WHAT YOU NEED TO DO -> In the entries below, find every line holding the string "南渡江流域" and collect it.

Excerpts from a figure dataset
----
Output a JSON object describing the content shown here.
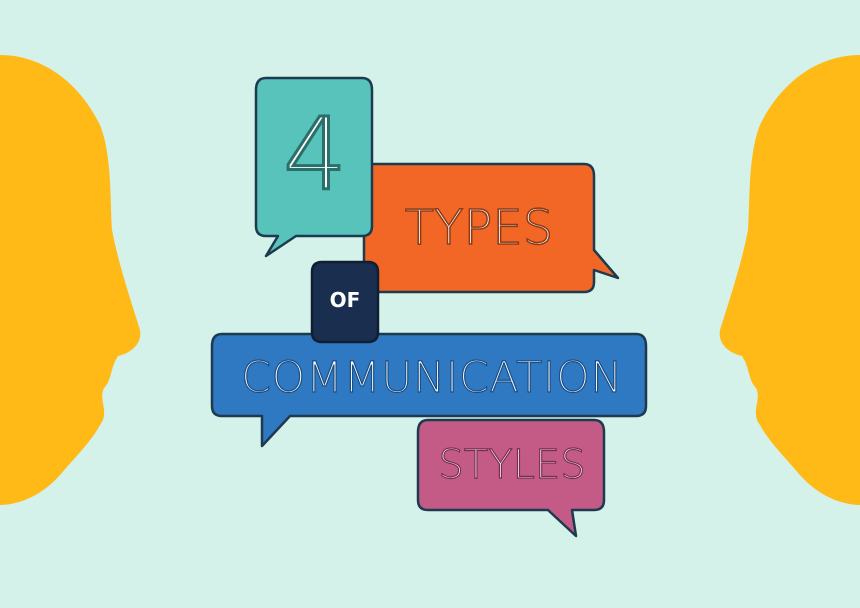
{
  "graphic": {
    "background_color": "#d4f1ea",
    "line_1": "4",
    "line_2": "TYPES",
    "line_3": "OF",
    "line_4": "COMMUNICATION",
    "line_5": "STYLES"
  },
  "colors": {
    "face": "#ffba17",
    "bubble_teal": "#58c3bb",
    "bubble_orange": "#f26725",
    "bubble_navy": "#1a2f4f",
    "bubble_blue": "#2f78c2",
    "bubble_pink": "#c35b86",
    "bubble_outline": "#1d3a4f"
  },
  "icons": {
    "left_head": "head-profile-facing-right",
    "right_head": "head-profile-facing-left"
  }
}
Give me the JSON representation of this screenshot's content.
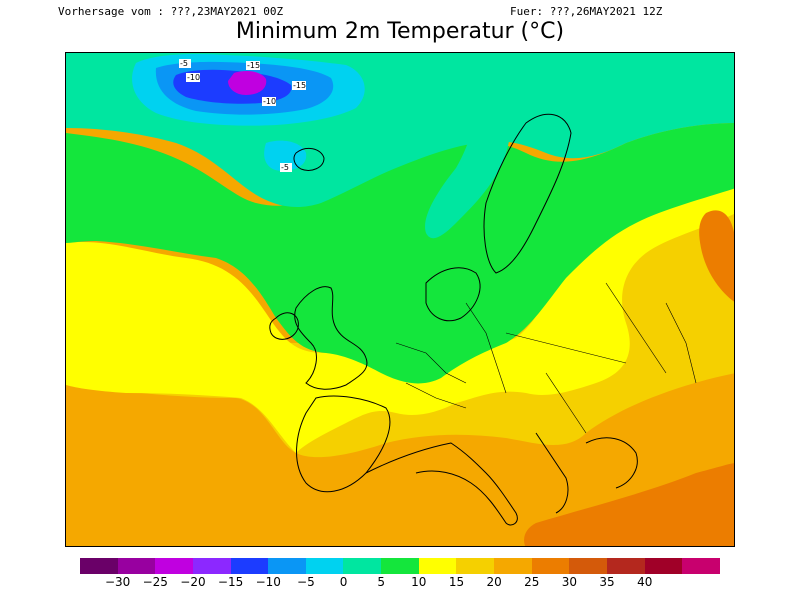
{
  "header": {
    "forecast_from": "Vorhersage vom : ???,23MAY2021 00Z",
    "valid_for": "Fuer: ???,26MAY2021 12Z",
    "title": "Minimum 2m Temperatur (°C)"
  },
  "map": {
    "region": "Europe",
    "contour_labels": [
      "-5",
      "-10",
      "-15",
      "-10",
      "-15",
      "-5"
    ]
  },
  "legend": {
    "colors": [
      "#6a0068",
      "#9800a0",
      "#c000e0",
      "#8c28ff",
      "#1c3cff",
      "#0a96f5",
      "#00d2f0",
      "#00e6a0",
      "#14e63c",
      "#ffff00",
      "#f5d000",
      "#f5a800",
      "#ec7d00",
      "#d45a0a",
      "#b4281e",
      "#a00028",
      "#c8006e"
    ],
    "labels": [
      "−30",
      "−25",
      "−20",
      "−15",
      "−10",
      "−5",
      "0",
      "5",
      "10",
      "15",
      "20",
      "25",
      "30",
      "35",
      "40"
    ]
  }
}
----
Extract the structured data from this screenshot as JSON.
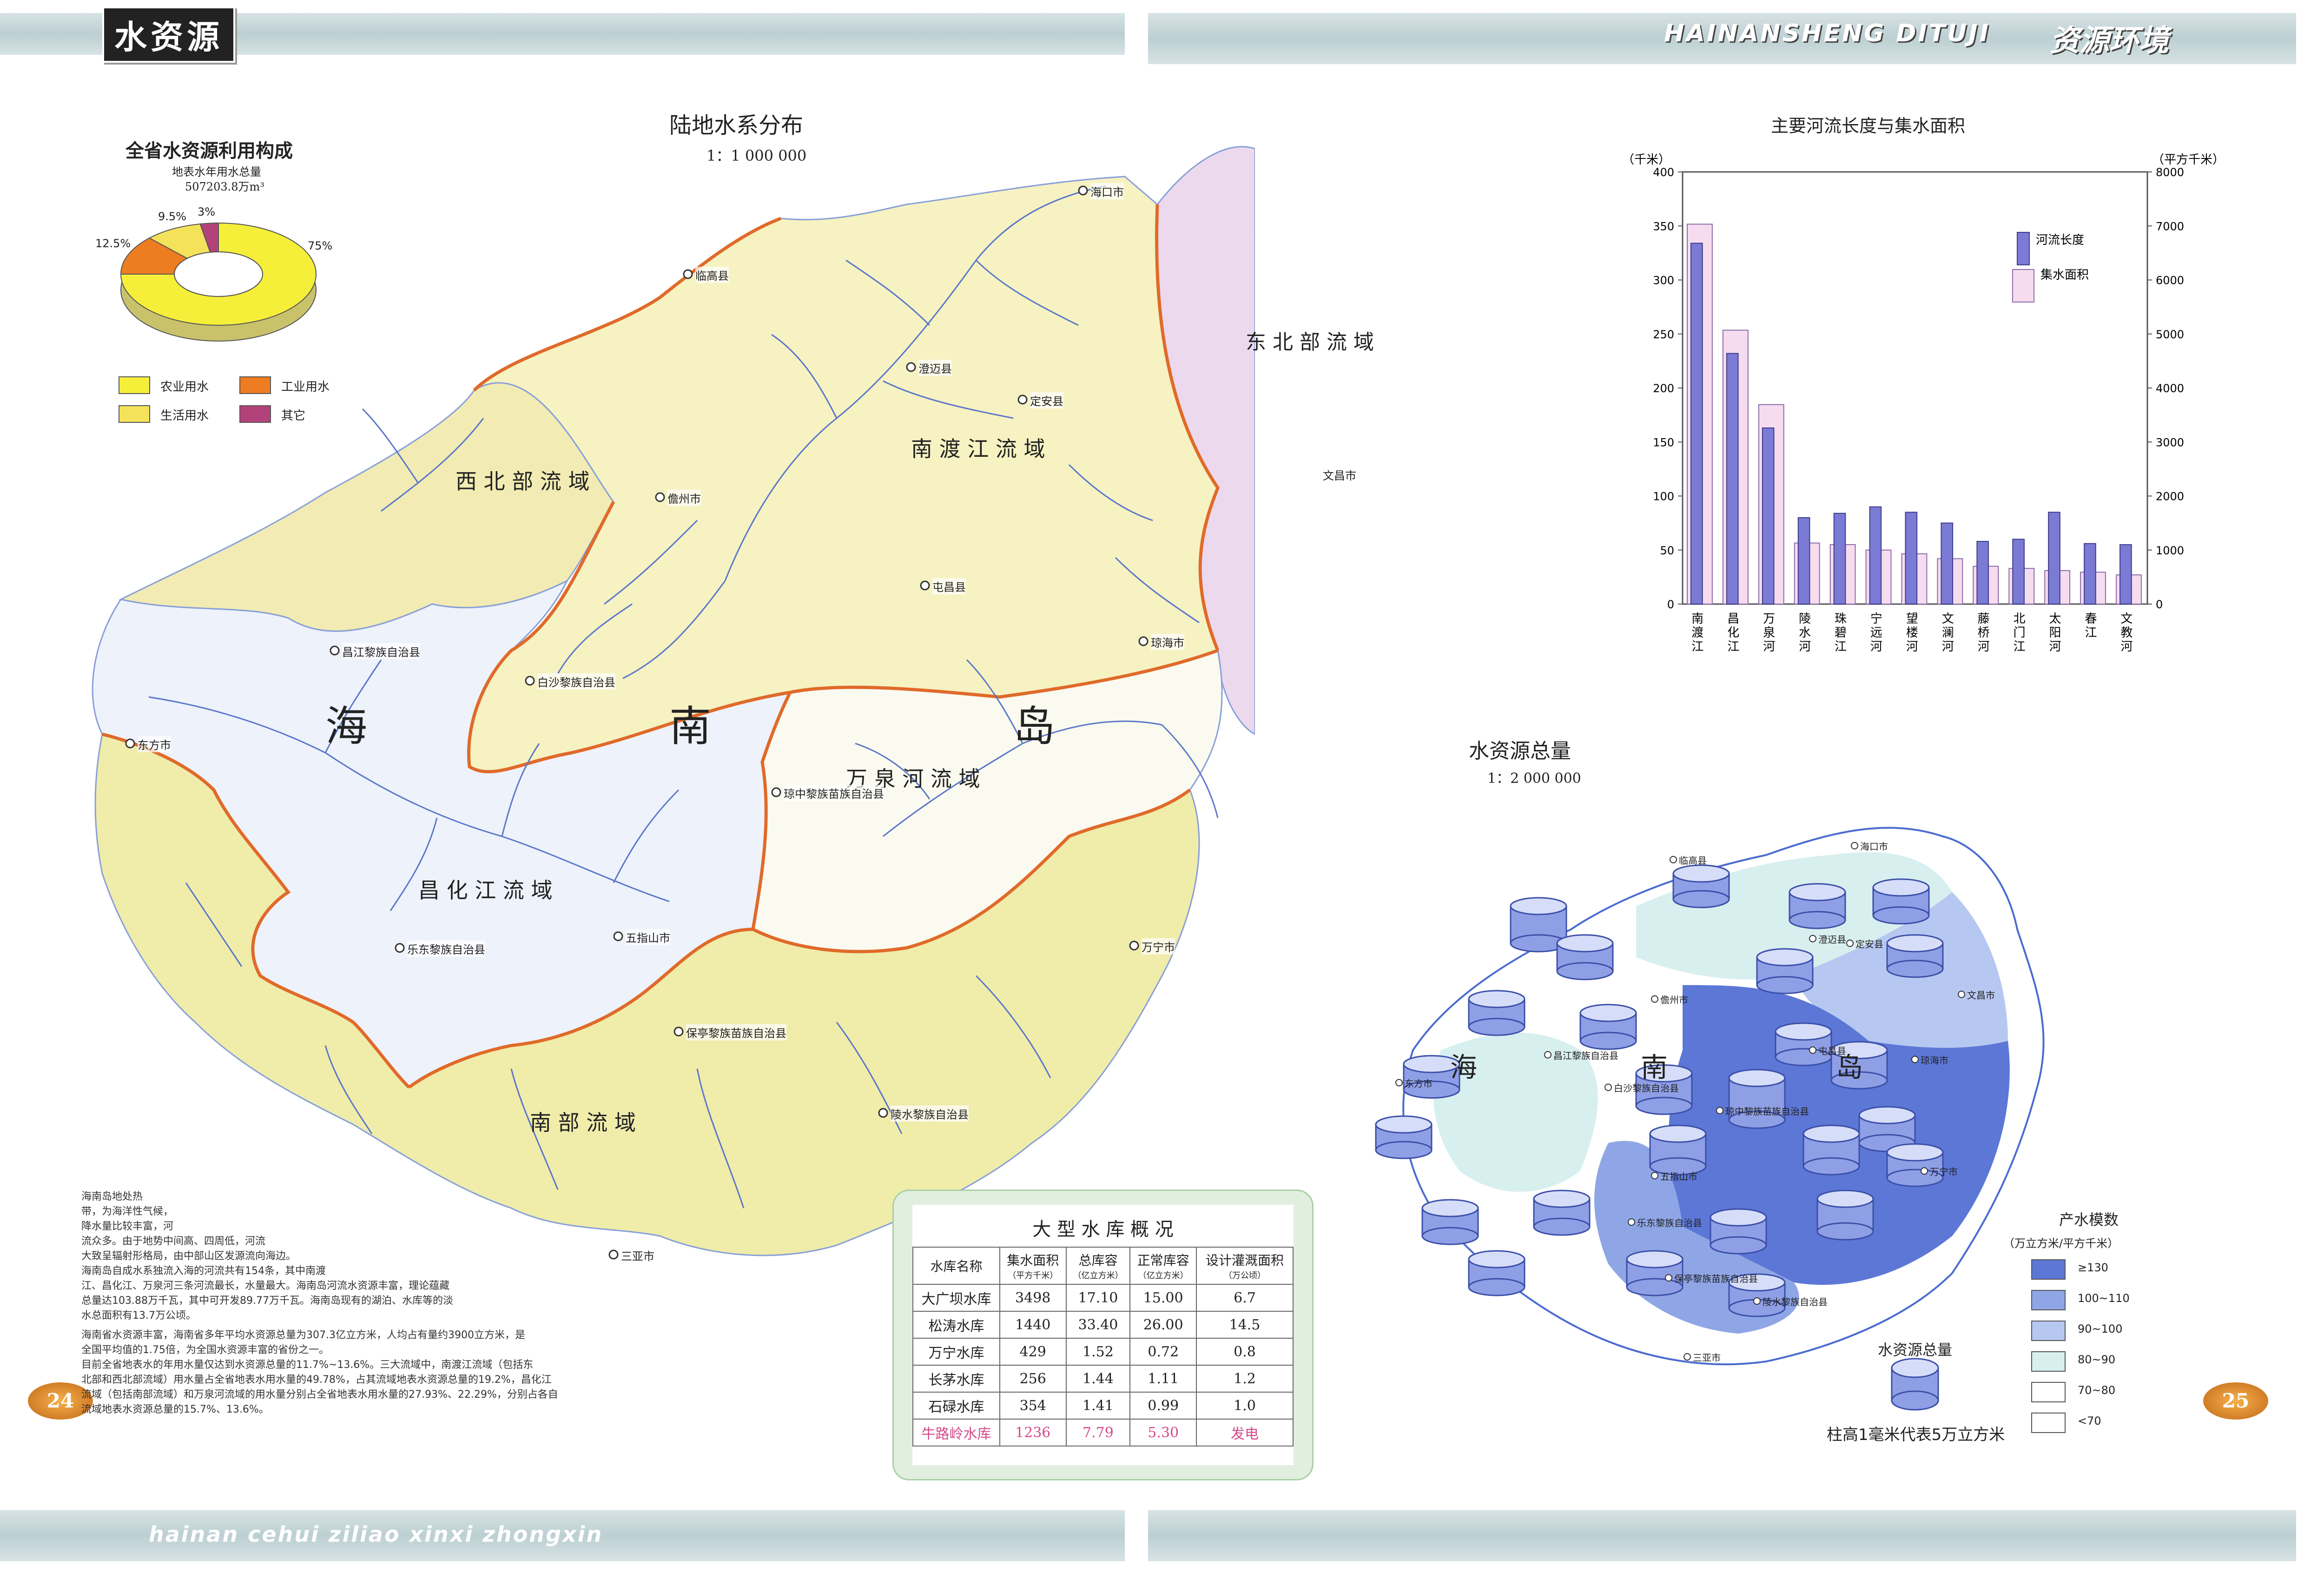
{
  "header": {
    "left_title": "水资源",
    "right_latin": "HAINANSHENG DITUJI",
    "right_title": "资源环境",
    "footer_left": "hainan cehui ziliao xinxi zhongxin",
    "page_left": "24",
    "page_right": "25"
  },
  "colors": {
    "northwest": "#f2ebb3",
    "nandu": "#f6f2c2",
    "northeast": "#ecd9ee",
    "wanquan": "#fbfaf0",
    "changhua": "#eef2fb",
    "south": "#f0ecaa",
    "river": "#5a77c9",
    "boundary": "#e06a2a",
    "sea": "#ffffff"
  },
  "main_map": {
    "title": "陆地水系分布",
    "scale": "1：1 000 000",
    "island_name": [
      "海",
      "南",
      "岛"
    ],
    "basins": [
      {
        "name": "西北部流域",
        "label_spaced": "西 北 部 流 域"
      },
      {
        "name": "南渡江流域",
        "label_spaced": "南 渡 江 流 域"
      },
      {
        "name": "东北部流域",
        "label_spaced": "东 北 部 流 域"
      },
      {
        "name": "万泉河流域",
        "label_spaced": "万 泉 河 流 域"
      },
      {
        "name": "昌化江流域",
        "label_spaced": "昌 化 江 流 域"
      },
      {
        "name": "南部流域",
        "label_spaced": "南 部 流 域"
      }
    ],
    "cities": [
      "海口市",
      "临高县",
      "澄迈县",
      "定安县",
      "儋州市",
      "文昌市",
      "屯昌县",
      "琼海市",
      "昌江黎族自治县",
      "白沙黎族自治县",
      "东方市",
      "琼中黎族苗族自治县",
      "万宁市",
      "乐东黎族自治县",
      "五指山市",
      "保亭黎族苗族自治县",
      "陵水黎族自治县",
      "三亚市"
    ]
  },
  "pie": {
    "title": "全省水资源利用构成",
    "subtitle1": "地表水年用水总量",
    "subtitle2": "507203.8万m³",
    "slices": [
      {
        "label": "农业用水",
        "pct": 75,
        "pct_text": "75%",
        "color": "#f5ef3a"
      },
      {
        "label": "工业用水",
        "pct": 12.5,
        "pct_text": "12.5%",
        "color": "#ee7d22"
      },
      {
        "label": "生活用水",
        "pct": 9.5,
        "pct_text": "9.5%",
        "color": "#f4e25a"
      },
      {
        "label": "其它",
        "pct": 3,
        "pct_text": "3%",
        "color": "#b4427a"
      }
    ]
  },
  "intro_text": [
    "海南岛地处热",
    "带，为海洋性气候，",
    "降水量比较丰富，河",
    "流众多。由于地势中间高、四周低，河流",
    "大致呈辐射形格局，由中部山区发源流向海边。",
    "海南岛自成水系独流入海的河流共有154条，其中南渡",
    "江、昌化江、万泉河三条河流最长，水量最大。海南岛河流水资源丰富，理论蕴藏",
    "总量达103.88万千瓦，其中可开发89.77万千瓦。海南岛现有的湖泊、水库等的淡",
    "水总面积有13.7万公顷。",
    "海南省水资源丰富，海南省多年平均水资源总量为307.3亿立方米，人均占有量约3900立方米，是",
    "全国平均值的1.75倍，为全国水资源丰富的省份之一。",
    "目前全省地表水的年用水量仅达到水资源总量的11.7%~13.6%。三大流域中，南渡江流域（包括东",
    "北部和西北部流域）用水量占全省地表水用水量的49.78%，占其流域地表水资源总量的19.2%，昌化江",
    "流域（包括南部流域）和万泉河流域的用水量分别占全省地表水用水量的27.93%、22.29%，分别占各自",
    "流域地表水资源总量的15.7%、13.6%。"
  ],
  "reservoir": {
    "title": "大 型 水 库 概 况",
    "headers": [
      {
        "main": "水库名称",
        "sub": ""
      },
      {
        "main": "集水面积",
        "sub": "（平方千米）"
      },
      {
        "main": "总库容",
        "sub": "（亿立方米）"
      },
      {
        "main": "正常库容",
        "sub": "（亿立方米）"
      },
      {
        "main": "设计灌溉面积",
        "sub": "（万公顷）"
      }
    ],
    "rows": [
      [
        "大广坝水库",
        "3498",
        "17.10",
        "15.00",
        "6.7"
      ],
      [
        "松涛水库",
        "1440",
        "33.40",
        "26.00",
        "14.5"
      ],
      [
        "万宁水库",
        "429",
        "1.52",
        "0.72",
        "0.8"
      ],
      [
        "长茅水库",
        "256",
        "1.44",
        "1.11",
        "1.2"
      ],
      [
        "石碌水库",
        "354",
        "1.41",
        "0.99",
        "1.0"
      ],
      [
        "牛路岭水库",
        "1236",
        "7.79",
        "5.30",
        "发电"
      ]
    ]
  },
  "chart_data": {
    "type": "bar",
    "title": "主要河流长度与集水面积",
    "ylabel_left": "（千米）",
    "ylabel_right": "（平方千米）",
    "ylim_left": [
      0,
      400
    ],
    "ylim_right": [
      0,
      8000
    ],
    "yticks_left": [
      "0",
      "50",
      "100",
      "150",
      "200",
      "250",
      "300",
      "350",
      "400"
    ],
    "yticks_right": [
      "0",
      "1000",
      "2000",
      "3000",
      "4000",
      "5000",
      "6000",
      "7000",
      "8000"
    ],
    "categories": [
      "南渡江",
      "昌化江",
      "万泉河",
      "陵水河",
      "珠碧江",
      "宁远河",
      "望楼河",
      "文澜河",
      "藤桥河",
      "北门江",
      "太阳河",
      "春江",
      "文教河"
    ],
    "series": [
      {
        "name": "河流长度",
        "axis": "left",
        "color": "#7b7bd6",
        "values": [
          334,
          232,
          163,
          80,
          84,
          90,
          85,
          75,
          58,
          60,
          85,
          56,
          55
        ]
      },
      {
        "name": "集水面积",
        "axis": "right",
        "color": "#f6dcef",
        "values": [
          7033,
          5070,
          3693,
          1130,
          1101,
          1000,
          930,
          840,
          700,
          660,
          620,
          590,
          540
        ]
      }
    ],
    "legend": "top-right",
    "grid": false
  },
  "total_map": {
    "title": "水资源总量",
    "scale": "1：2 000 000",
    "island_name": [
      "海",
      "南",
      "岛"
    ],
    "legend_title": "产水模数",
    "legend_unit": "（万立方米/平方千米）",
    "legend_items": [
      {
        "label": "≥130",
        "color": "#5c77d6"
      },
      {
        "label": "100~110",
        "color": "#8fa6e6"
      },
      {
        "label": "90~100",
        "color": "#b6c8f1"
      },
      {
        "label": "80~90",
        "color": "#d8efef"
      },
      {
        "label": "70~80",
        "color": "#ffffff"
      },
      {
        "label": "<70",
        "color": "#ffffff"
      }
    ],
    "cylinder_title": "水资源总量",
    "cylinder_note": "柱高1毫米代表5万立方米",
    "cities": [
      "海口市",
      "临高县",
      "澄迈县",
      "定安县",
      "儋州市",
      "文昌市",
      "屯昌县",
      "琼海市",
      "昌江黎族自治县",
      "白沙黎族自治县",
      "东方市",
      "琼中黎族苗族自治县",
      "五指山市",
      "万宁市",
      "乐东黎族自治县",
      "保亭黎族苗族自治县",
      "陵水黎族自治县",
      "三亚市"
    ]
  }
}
----
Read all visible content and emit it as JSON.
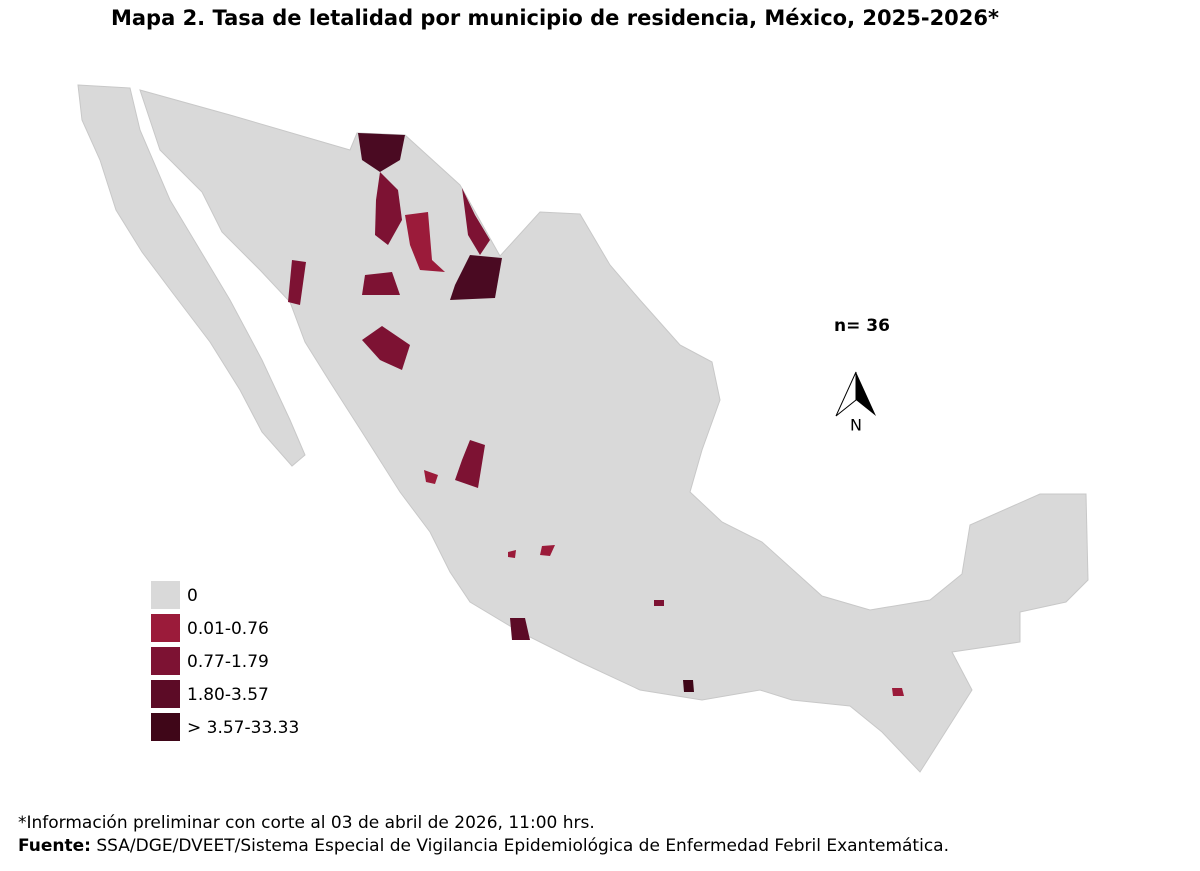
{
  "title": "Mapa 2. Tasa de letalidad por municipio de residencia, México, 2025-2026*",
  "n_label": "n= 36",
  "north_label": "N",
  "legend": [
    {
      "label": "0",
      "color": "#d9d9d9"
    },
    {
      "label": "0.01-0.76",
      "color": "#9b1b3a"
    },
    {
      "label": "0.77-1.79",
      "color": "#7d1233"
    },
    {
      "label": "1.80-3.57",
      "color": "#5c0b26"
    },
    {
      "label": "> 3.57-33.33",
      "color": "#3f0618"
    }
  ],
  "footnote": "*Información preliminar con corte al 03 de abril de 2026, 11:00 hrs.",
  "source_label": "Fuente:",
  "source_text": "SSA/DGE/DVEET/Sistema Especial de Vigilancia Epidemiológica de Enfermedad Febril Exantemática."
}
----
TASK OUTPUT ->
        "name": "南渡江流域",
    "目前全省地表水的年用水量仅达到水资源总量的11.7%~13.6%。三大流域中，南渡江流域（包括东",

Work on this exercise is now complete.